**WRITTEN INSTRUCTION**
Determine the number of lines containing the word "name". Reply with it and nothing else.
※ ※ ※
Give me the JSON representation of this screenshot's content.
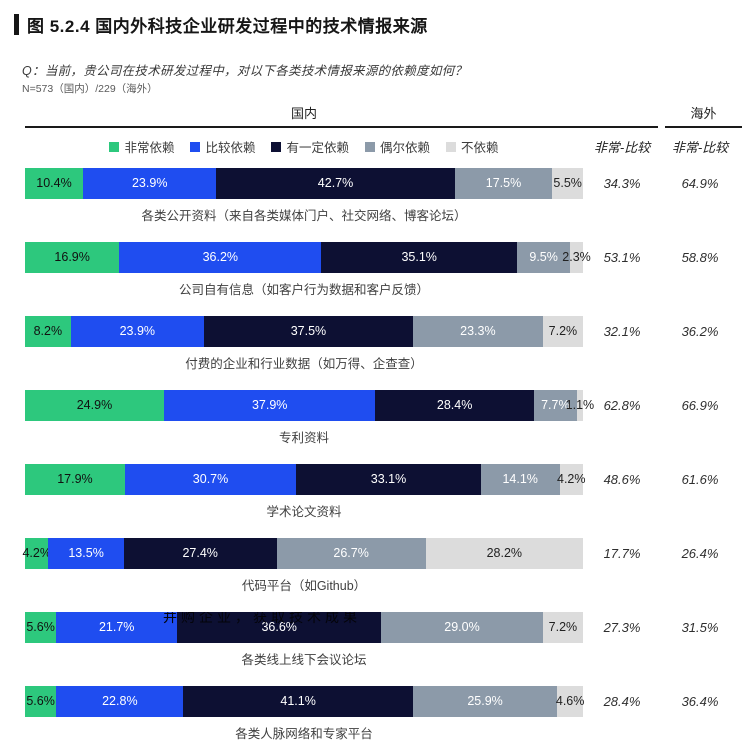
{
  "title": "图 5.2.4 国内外科技企业研发过程中的技术情报来源",
  "question": "Q：当前，贵公司在技术研发过程中，对以下各类技术情报来源的依赖度如何？",
  "sample": "N=573（国内）/229（海外）",
  "sections": {
    "domestic": "国内",
    "overseas": "海外"
  },
  "summary_headers": {
    "domestic": "非常-比较",
    "overseas": "非常-比较"
  },
  "legend": [
    {
      "label": "非常依赖",
      "color": "#2dc87d",
      "text_color": "#111111"
    },
    {
      "label": "比较依赖",
      "color": "#1f4df0",
      "text_color": "#ffffff"
    },
    {
      "label": "有一定依赖",
      "color": "#0d1033",
      "text_color": "#ffffff"
    },
    {
      "label": "偶尔依赖",
      "color": "#8c9aa9",
      "text_color": "#ffffff"
    },
    {
      "label": "不依赖",
      "color": "#dcdcdc",
      "text_color": "#222222"
    }
  ],
  "ghost_text": {
    "text": "并购企业，获取技术成果",
    "row_index": 6
  },
  "chart_data": {
    "type": "bar",
    "stacked": true,
    "orientation": "horizontal",
    "unit": "%",
    "legend_position": "top",
    "x_range": [
      0,
      100
    ],
    "title": "图 5.2.4 国内外科技企业研发过程中的技术情报来源",
    "categories": [
      "各类公开资料（来自各类媒体门户、社交网络、博客论坛）",
      "公司自有信息（如客户行为数据和客户反馈）",
      "付费的企业和行业数据（如万得、企查查）",
      "专利资料",
      "学术论文资料",
      "代码平台（如Github）",
      "各类线上线下会议论坛",
      "各类人脉网络和专家平台"
    ],
    "series": [
      {
        "name": "非常依赖",
        "values": [
          10.4,
          16.9,
          8.2,
          24.9,
          17.9,
          4.2,
          5.6,
          5.6
        ]
      },
      {
        "name": "比较依赖",
        "values": [
          23.9,
          36.2,
          23.9,
          37.9,
          30.7,
          13.5,
          21.7,
          22.8
        ]
      },
      {
        "name": "有一定依赖",
        "values": [
          42.7,
          35.1,
          37.5,
          28.4,
          33.1,
          27.4,
          36.6,
          41.1
        ]
      },
      {
        "name": "偶尔依赖",
        "values": [
          17.5,
          9.5,
          23.3,
          7.7,
          14.1,
          26.7,
          29.0,
          25.9
        ]
      },
      {
        "name": "不依赖",
        "values": [
          5.5,
          2.3,
          7.2,
          1.1,
          4.2,
          28.2,
          7.2,
          4.6
        ]
      }
    ],
    "summary_domestic_top2": [
      "34.3%",
      "53.1%",
      "32.1%",
      "62.8%",
      "48.6%",
      "17.7%",
      "27.3%",
      "28.4%"
    ],
    "summary_overseas_top2": [
      "64.9%",
      "58.8%",
      "36.2%",
      "66.9%",
      "61.6%",
      "26.4%",
      "31.5%",
      "36.4%"
    ]
  }
}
※ ※ ※
**THE RESPONSE**
5